(Extracted data entries)
Begin

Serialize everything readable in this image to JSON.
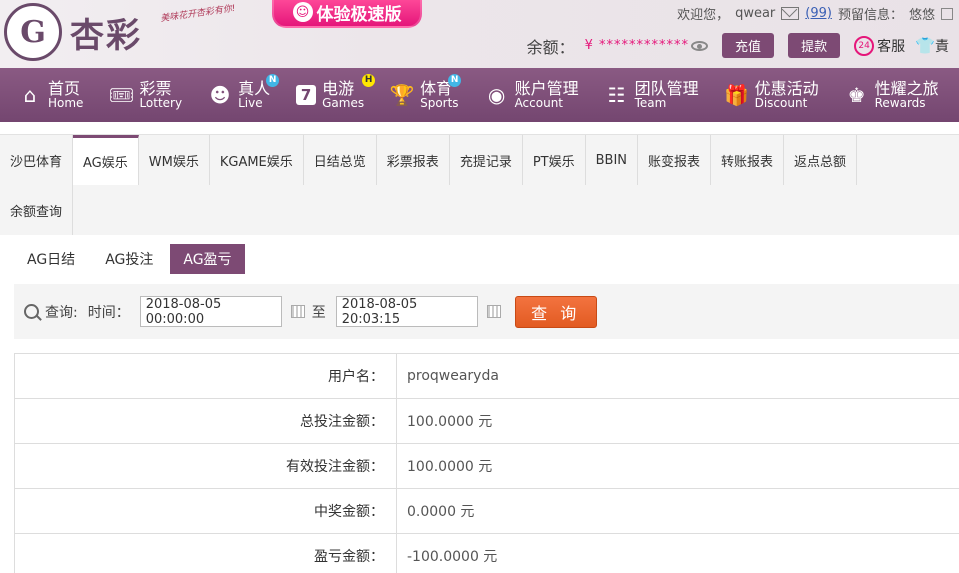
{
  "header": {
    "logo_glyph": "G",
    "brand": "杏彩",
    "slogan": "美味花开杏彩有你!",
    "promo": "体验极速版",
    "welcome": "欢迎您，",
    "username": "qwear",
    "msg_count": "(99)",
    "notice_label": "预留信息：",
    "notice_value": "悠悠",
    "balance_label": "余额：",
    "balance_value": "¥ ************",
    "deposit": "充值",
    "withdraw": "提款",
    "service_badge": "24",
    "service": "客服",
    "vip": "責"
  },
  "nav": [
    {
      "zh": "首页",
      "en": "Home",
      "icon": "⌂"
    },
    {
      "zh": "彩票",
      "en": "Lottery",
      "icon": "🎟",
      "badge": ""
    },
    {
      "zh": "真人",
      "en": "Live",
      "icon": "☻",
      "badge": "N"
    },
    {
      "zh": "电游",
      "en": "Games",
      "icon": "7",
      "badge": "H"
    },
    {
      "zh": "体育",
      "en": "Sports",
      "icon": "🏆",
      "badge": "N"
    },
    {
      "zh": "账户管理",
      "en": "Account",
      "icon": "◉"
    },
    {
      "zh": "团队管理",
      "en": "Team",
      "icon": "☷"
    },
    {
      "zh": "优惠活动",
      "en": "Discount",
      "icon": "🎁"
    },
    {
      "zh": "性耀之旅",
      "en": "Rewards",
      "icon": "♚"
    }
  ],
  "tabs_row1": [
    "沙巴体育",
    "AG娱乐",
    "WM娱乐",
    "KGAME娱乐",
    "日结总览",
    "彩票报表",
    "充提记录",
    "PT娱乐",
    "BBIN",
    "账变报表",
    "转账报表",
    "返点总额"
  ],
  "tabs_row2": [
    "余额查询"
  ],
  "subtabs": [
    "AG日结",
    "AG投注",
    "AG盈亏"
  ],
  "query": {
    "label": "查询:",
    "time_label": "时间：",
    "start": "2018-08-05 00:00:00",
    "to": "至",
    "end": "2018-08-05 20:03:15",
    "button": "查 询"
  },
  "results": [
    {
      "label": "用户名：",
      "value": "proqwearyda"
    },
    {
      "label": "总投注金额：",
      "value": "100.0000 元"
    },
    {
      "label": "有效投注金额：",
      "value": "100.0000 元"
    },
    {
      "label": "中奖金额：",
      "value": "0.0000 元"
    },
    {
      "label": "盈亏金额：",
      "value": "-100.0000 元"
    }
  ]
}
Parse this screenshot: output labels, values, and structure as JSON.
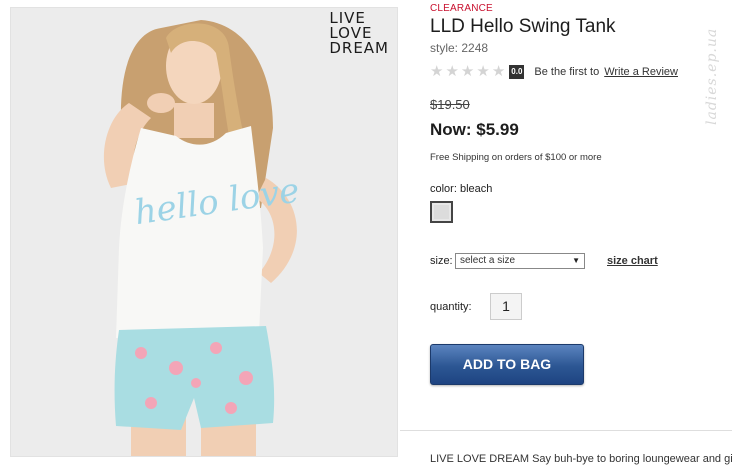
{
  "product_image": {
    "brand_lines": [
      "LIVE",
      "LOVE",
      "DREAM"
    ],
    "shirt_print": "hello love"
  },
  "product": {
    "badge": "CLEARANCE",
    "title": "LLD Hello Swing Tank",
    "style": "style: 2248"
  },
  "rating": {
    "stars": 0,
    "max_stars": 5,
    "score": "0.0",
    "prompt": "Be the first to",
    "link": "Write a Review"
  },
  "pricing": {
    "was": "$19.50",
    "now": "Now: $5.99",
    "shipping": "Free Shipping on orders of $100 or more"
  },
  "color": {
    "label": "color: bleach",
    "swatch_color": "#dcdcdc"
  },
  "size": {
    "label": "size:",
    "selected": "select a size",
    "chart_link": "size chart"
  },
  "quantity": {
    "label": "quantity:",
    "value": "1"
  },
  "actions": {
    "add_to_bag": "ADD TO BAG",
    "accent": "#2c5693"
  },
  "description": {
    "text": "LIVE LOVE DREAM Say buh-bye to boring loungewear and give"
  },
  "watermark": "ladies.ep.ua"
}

End

The lines to be quoted run from the line containing "Parse this screenshot: output" through the end of the entries above, both included; quote them exactly and leave out any pictures.

_Result_
Parse this screenshot: output labels, values, and structure as JSON.
{
  "product_image": {
    "brand_lines": [
      "LIVE",
      "LOVE",
      "DREAM"
    ],
    "shirt_print": "hello love"
  },
  "product": {
    "badge": "CLEARANCE",
    "title": "LLD Hello Swing Tank",
    "style": "style: 2248"
  },
  "rating": {
    "stars": 0,
    "max_stars": 5,
    "score": "0.0",
    "prompt": "Be the first to",
    "link": "Write a Review"
  },
  "pricing": {
    "was": "$19.50",
    "now": "Now: $5.99",
    "shipping": "Free Shipping on orders of $100 or more"
  },
  "color": {
    "label": "color: bleach",
    "swatch_color": "#dcdcdc"
  },
  "size": {
    "label": "size:",
    "selected": "select a size",
    "chart_link": "size chart"
  },
  "quantity": {
    "label": "quantity:",
    "value": "1"
  },
  "actions": {
    "add_to_bag": "ADD TO BAG",
    "accent": "#2c5693"
  },
  "description": {
    "text": "LIVE LOVE DREAM Say buh-bye to boring loungewear and give"
  },
  "watermark": "ladies.ep.ua"
}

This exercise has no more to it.